(THE REQUEST):
Restate all the material verbatim, except for the pictures.

(Stored entries)
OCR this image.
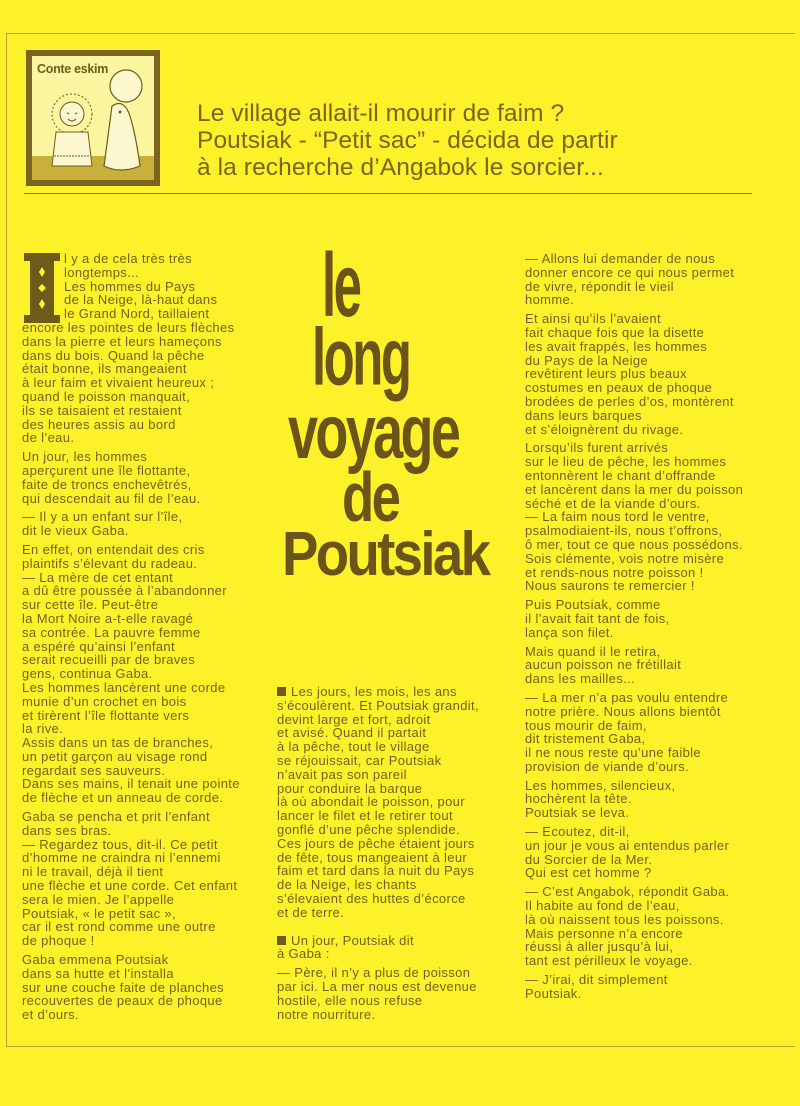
Conte eskim
Le village allait-il mourir de faim ?
Poutsiak - “Petit sac” - décida de partir
à la recherche d’Angabok le sorcier...
le
long
voyage
de
Poutsiak

l y a de cela très très
longtemps...
Les hommes du Pays
de la Neige, là-haut dans
le Grand Nord, taillaient
encore les pointes de leurs flèches
dans la pierre et leurs hameçons
dans du bois. Quand la pêche
était bonne, ils mangeaient
à leur faim et vivaient heureux ;
quand le poisson manquait,
ils se taisaient et restaient
des heures assis au bord
de l’eau.

Un jour, les hommes
aperçurent une île flottante,
faite de troncs enchevêtrés,
qui descendait au fil de l’eau.

— Il y a un enfant sur l’île,
dit le vieux Gaba.

En effet, on entendait des cris
plaintifs s’élevant du radeau.
— La mère de cet entant
a dû être poussée à l’abandonner
sur cette île. Peut-être
la Mort Noire a-t-elle ravagé
sa contrée. La pauvre femme
a espéré qu’ainsi l’enfant
serait recueilli par de braves
gens, continua Gaba.
Les hommes lancèrent une corde
munie d’un crochet en bois
et tirèrent l’île flottante vers
la rive.
Assis dans un tas de branches,
un petit garçon au visage rond
regardait ses sauveurs.
Dans ses mains, il tenait une pointe
de flèche et un anneau de corde.

Gaba se pencha et prit l’enfant
dans ses bras.
— Regardez tous, dit-il. Ce petit
d’homme ne craindra ni l’ennemi
ni le travail, déjà il tient
une flèche et une corde. Cet enfant
sera le mien. Je l’appelle
Poutsiak, « le petit sac »,
car il est rond comme une outre
de phoque !

Gaba emmena Poutsiak
dans sa hutte et l’installa
sur une couche faite de planches
recouvertes de peaux de phoque
et d’ours.

Les jours, les mois, les ans
s’écoulèrent. Et Poutsiak grandit,
devint large et fort, adroit
et avisé. Quand il partait
à la pêche, tout le village
se réjouissait, car Poutsiak
n’avait pas son pareil
pour conduire la barque
là où abondait le poisson, pour
lancer le filet et le retirer tout
gonflé d’une pêche splendide.
Ces jours de pêche étaient jours
de fête, tous mangeaient à leur
faim et tard dans la nuit du Pays
de la Neige, les chants
s’élevaient des huttes d’écorce
et de terre.

Un jour, Poutsiak dit
à Gaba :

— Père, il n’y a plus de poisson
par ici. La mer nous est devenue
hostile, elle nous refuse
notre nourriture.

— Allons lui demander de nous
donner encore ce qui nous permet
de vivre, répondit le vieil
homme.

Et ainsi qu’ils l’avaient
fait chaque fois que la disette
les avait frappés, les hommes
du Pays de la Neige
revêtirent leurs plus beaux
costumes en peaux de phoque
brodées de perles d’os, montèrent
dans leurs barques
et s’éloignèrent du rivage.

Lorsqu’ils furent arrivés
sur le lieu de pêche, les hommes
entonnèrent le chant d’offrande
et lancèrent dans la mer du poisson
séché et de la viande d’ours.
— La faim nous tord le ventre,
psalmodiaient-ils, nous t’offrons,
ô mer, tout ce que nous possédons.
Sois clémente, vois notre misère
et rends-nous notre poisson !
Nous saurons te remercier !

Puis Poutsiak, comme
il l’avait fait tant de fois,
lança son filet.

Mais quand il le retira,
aucun poisson ne frétillait
dans les mailles...

— La mer n’a pas voulu entendre
notre prière. Nous allons bientôt
tous mourir de faim,
dit tristement Gaba,
il ne nous reste qu’une faible
provision de viande d’ours.

Les hommes, silencieux,
hochèrent la tête.
Poutsiak se leva.

— Ecoutez, dit-il,
un jour je vous ai entendus parler
du Sorcier de la Mer.
Qui est cet homme ?

— C’est Angabok, répondit Gaba.
Il habite au fond de l’eau,
là où naissent tous les poissons.
Mais personne n’a encore
réussi à aller jusqu’à lui,
tant est périlleux le voyage.

— J’irai, dit simplement
Poutsiak.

(FINISHED ANSWER):
OCR this image.
Conte eskim
Le village allait-il mourir de faim ?
Poutsiak - “Petit sac” - décida de partir
à la recherche d’Angabok le sorcier...
le
long
voyage
de
Poutsiak

l y a de cela très très
longtemps...
Les hommes du Pays
de la Neige, là-haut dans
le Grand Nord, taillaient
encore les pointes de leurs flèches
dans la pierre et leurs hameçons
dans du bois. Quand la pêche
était bonne, ils mangeaient
à leur faim et vivaient heureux ;
quand le poisson manquait,
ils se taisaient et restaient
des heures assis au bord
de l’eau.

Un jour, les hommes
aperçurent une île flottante,
faite de troncs enchevêtrés,
qui descendait au fil de l’eau.

— Il y a un enfant sur l’île,
dit le vieux Gaba.

En effet, on entendait des cris
plaintifs s’élevant du radeau.
— La mère de cet entant
a dû être poussée à l’abandonner
sur cette île. Peut-être
la Mort Noire a-t-elle ravagé
sa contrée. La pauvre femme
a espéré qu’ainsi l’enfant
serait recueilli par de braves
gens, continua Gaba.
Les hommes lancèrent une corde
munie d’un crochet en bois
et tirèrent l’île flottante vers
la rive.
Assis dans un tas de branches,
un petit garçon au visage rond
regardait ses sauveurs.
Dans ses mains, il tenait une pointe
de flèche et un anneau de corde.

Gaba se pencha et prit l’enfant
dans ses bras.
— Regardez tous, dit-il. Ce petit
d’homme ne craindra ni l’ennemi
ni le travail, déjà il tient
une flèche et une corde. Cet enfant
sera le mien. Je l’appelle
Poutsiak, « le petit sac »,
car il est rond comme une outre
de phoque !

Gaba emmena Poutsiak
dans sa hutte et l’installa
sur une couche faite de planches
recouvertes de peaux de phoque
et d’ours.

Les jours, les mois, les ans
s’écoulèrent. Et Poutsiak grandit,
devint large et fort, adroit
et avisé. Quand il partait
à la pêche, tout le village
se réjouissait, car Poutsiak
n’avait pas son pareil
pour conduire la barque
là où abondait le poisson, pour
lancer le filet et le retirer tout
gonflé d’une pêche splendide.
Ces jours de pêche étaient jours
de fête, tous mangeaient à leur
faim et tard dans la nuit du Pays
de la Neige, les chants
s’élevaient des huttes d’écorce
et de terre.

Un jour, Poutsiak dit
à Gaba :

— Père, il n’y a plus de poisson
par ici. La mer nous est devenue
hostile, elle nous refuse
notre nourriture.

— Allons lui demander de nous
donner encore ce qui nous permet
de vivre, répondit le vieil
homme.

Et ainsi qu’ils l’avaient
fait chaque fois que la disette
les avait frappés, les hommes
du Pays de la Neige
revêtirent leurs plus beaux
costumes en peaux de phoque
brodées de perles d’os, montèrent
dans leurs barques
et s’éloignèrent du rivage.

Lorsqu’ils furent arrivés
sur le lieu de pêche, les hommes
entonnèrent le chant d’offrande
et lancèrent dans la mer du poisson
séché et de la viande d’ours.
— La faim nous tord le ventre,
psalmodiaient-ils, nous t’offrons,
ô mer, tout ce que nous possédons.
Sois clémente, vois notre misère
et rends-nous notre poisson !
Nous saurons te remercier !

Puis Poutsiak, comme
il l’avait fait tant de fois,
lança son filet.

Mais quand il le retira,
aucun poisson ne frétillait
dans les mailles...

— La mer n’a pas voulu entendre
notre prière. Nous allons bientôt
tous mourir de faim,
dit tristement Gaba,
il ne nous reste qu’une faible
provision de viande d’ours.

Les hommes, silencieux,
hochèrent la tête.
Poutsiak se leva.

— Ecoutez, dit-il,
un jour je vous ai entendus parler
du Sorcier de la Mer.
Qui est cet homme ?

— C’est Angabok, répondit Gaba.
Il habite au fond de l’eau,
là où naissent tous les poissons.
Mais personne n’a encore
réussi à aller jusqu’à lui,
tant est périlleux le voyage.

— J’irai, dit simplement
Poutsiak.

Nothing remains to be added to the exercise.